§ **PROMPT**: Each line below must be set down exactly; omit any image you find.

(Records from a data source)
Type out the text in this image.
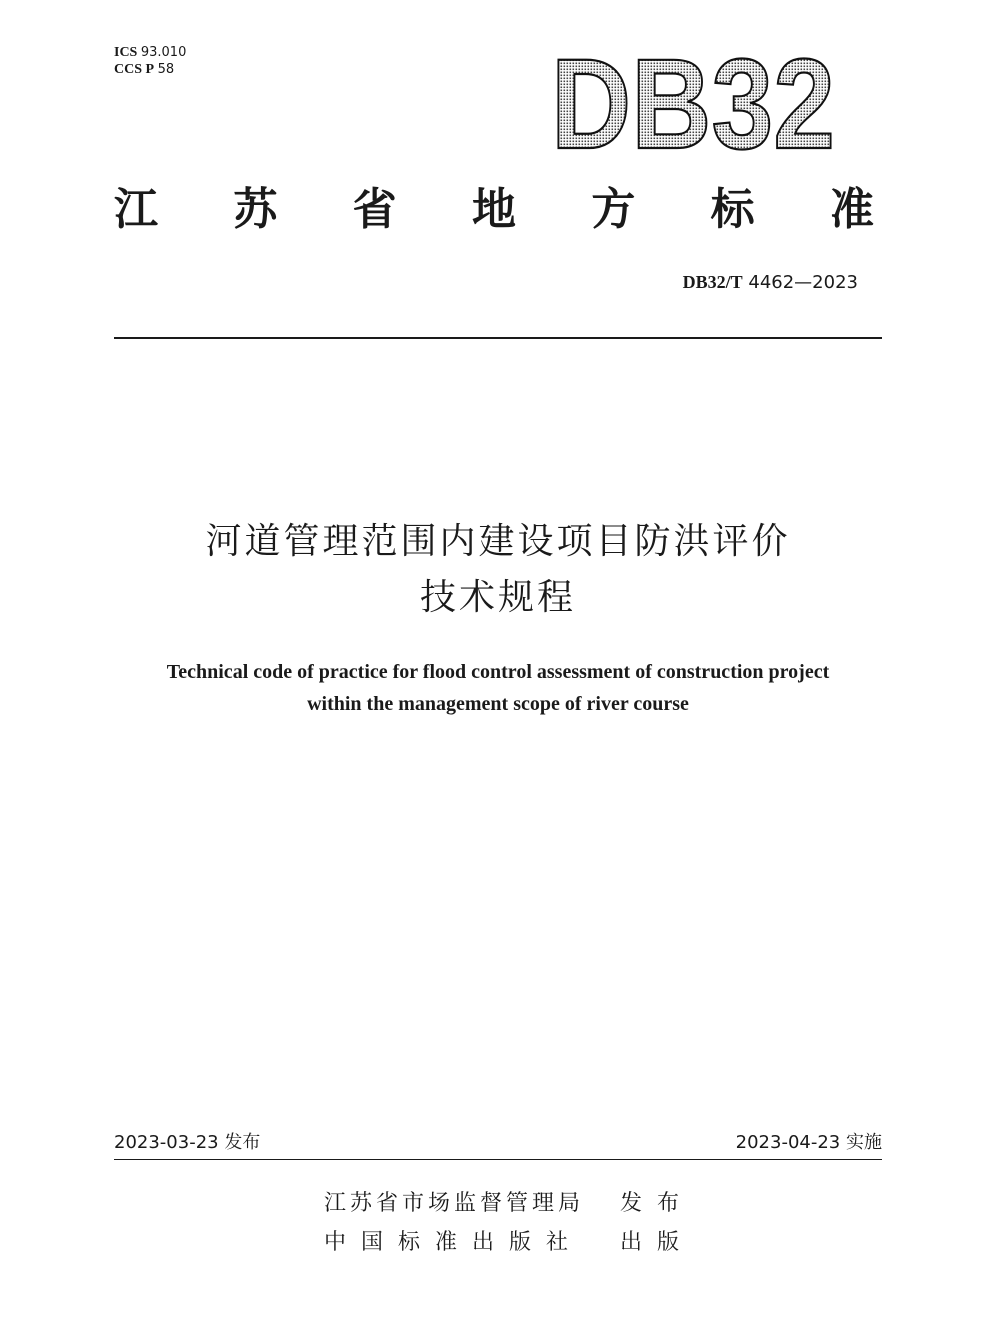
ICS 93.010
CCS P 58	DB32
江 苏 省 地 方 标 准
DB32/T 4462—2023
河道管理范围内建设项目防洪评价
技术规程
Technical code of practice for flood control assessment of construction project
within the management scope of river course
2023-03-23 发布	2023-04-23 实施
江苏省市场监督管理局 发 布
中 国 标 准 出 版 社 出 版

§ **FULL RESPONSE**:
Type out the text in this image.
ICS 93.010
CCS P 58	DB32
江 苏 省 地 方 标 准
DB32/T 4462—2023
河道管理范围内建设项目防洪评价
技术规程
Technical code of practice for flood control assessment of construction project
within the management scope of river course
2023-03-23 发布	2023-04-23 实施
江苏省市场监督管理局 发 布
中 国 标 准 出 版 社 出 版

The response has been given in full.